PROVIDED MATERIAL start

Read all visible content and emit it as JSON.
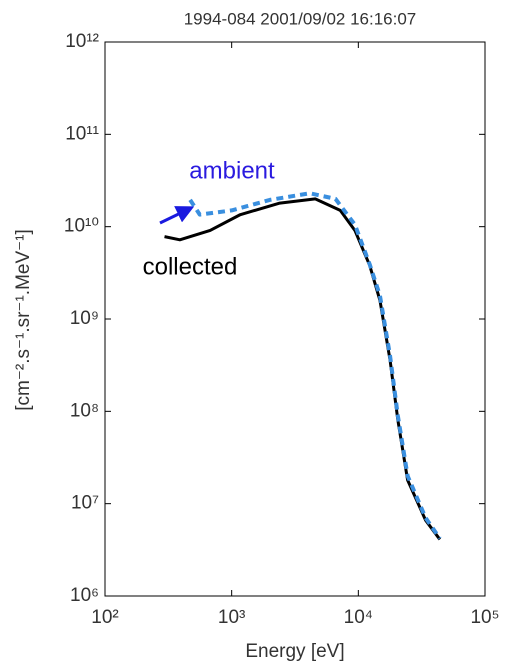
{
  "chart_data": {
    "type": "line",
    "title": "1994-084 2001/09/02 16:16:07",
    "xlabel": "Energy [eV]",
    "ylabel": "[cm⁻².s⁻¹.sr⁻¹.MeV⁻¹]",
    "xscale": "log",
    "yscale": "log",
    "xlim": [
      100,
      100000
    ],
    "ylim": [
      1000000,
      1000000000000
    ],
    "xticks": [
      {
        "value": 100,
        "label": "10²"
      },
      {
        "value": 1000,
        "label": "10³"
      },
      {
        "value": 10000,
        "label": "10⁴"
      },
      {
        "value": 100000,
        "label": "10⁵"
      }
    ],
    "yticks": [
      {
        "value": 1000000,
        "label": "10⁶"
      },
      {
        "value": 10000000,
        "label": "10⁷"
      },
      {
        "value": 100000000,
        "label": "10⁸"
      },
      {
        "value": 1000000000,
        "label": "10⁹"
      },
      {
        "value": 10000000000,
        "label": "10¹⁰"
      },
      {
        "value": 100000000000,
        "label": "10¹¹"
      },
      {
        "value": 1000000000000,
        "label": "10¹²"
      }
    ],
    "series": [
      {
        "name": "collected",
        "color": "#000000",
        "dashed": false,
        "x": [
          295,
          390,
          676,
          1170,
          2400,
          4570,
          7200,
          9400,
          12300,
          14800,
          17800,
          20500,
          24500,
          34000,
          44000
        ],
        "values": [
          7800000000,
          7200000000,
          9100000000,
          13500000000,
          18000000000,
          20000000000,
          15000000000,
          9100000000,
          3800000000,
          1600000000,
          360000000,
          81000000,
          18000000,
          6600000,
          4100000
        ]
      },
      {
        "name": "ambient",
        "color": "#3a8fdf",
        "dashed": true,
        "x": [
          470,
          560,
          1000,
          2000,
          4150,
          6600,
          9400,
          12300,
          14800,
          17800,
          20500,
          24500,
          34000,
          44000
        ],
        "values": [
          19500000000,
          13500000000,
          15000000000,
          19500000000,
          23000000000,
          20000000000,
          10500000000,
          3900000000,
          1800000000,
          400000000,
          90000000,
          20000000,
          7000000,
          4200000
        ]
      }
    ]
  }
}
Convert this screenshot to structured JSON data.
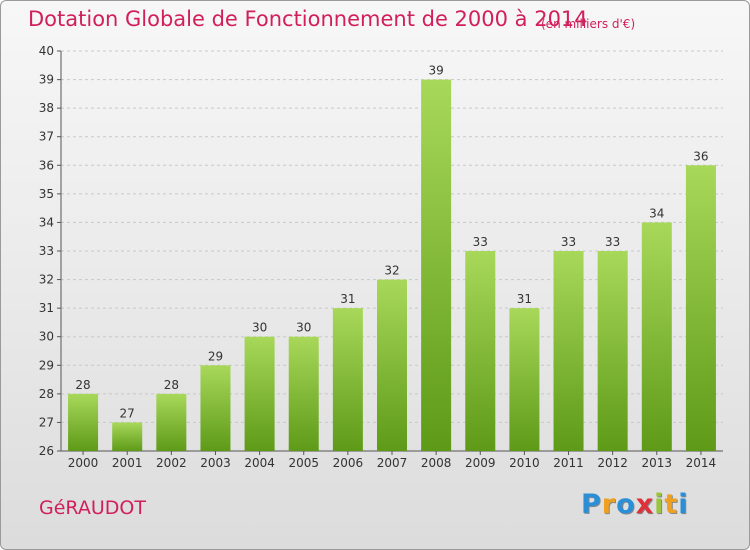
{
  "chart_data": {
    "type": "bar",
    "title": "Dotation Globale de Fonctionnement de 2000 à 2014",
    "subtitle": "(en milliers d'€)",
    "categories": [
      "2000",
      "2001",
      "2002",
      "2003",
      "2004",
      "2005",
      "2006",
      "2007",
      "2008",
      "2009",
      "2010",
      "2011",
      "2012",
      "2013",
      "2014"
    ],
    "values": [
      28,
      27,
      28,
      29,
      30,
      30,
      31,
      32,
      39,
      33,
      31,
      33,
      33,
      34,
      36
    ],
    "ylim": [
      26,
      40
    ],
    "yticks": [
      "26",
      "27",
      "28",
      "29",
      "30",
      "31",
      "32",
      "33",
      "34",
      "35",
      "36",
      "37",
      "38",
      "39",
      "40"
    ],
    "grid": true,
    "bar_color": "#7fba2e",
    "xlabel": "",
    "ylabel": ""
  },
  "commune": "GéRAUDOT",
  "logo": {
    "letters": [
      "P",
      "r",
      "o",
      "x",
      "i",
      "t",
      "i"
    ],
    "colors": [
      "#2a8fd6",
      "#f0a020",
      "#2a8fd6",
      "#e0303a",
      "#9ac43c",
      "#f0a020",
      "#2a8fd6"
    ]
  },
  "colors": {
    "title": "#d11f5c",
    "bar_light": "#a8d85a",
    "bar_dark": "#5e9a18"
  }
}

PROVIDED MATERIAL end
PROVIDED MATERIAL start

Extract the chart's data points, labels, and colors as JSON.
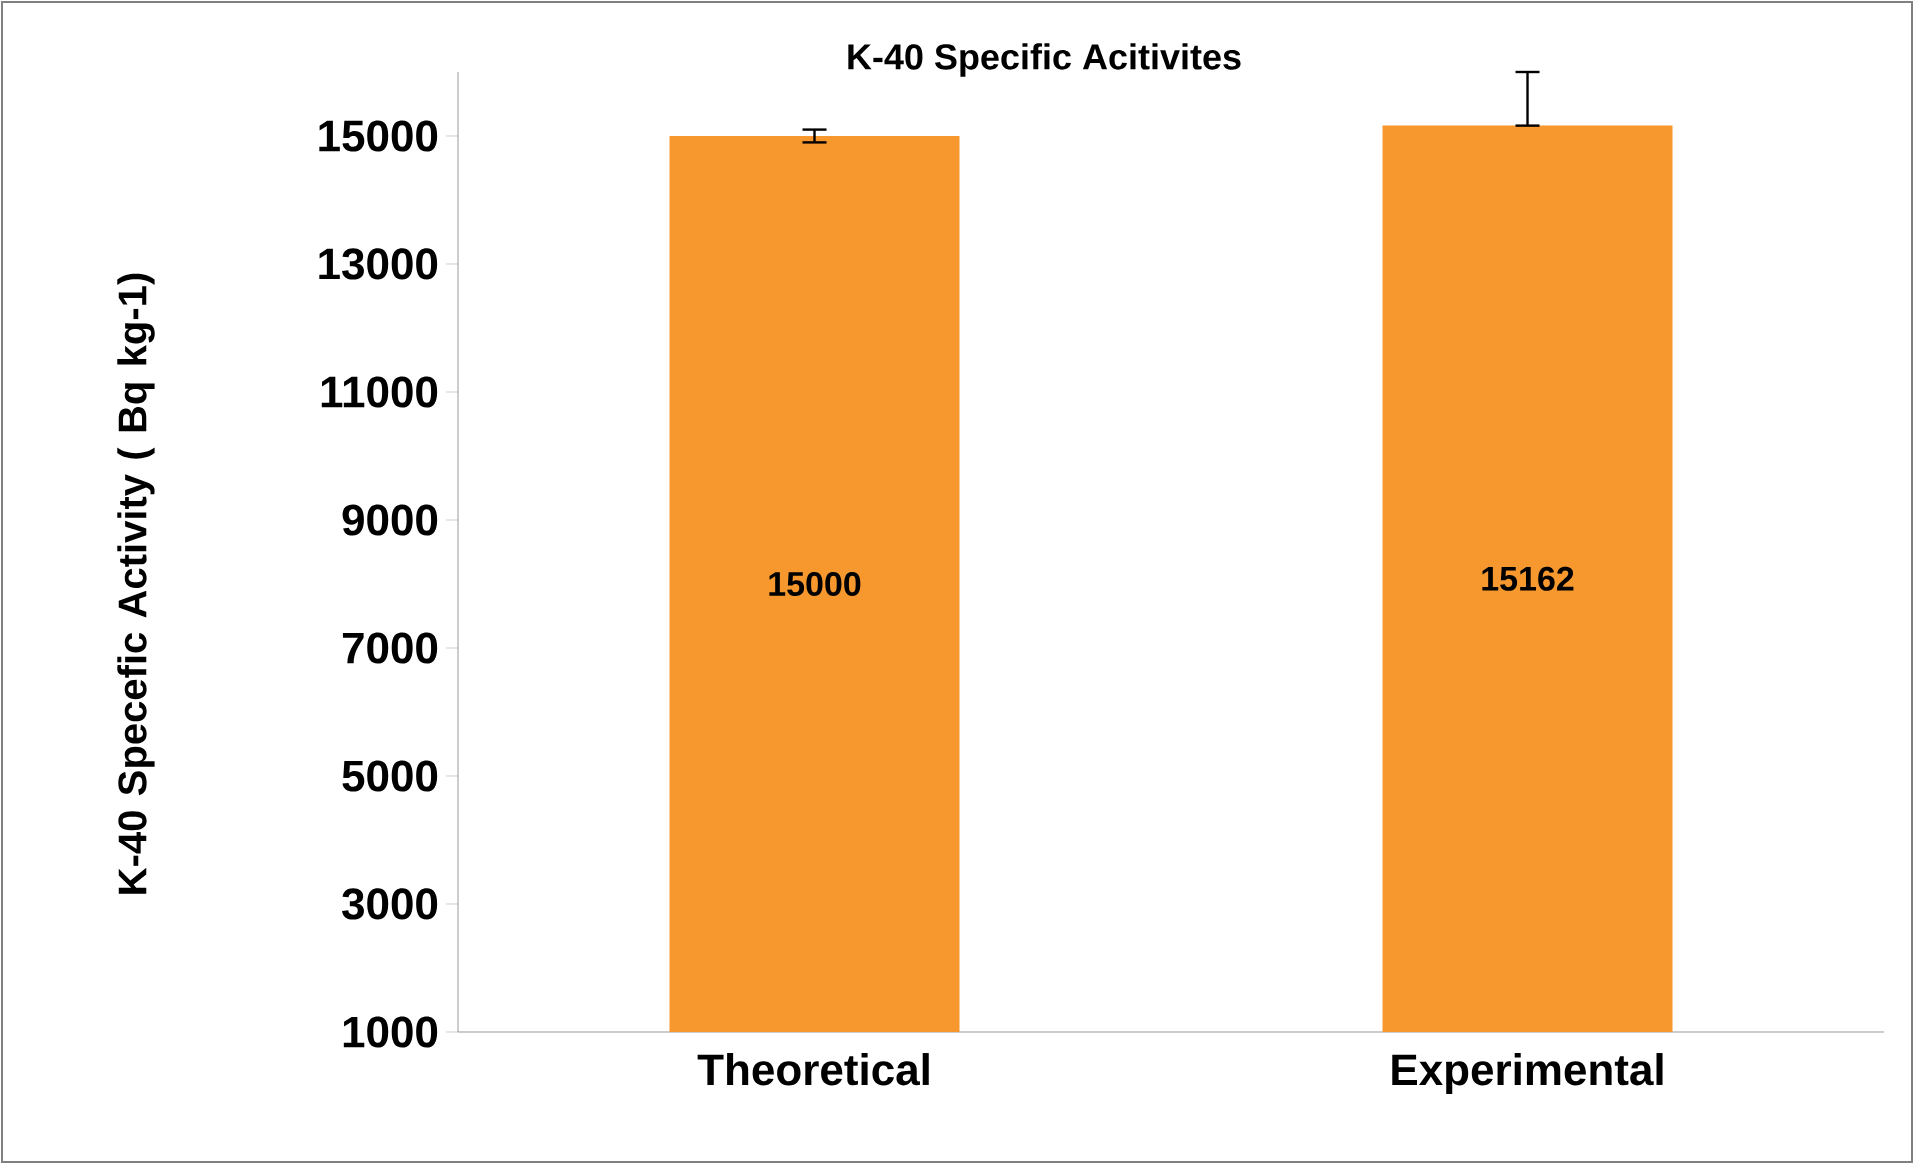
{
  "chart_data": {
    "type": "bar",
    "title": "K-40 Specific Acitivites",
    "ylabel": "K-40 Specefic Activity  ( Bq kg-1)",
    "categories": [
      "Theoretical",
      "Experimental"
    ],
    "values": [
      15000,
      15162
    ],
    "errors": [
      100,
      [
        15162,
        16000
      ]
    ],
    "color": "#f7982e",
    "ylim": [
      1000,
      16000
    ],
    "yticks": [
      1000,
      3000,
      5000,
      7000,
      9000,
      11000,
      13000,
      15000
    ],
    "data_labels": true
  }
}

PROVIDED MATERIAL end

> _OBJECTIVE_:
Lines that hold "true" are the ones to copy; find all of them.

> _ANSWER TO THIS PROBLEM_:
        "dashed": true,
    "grid": true,
    "data_labels": true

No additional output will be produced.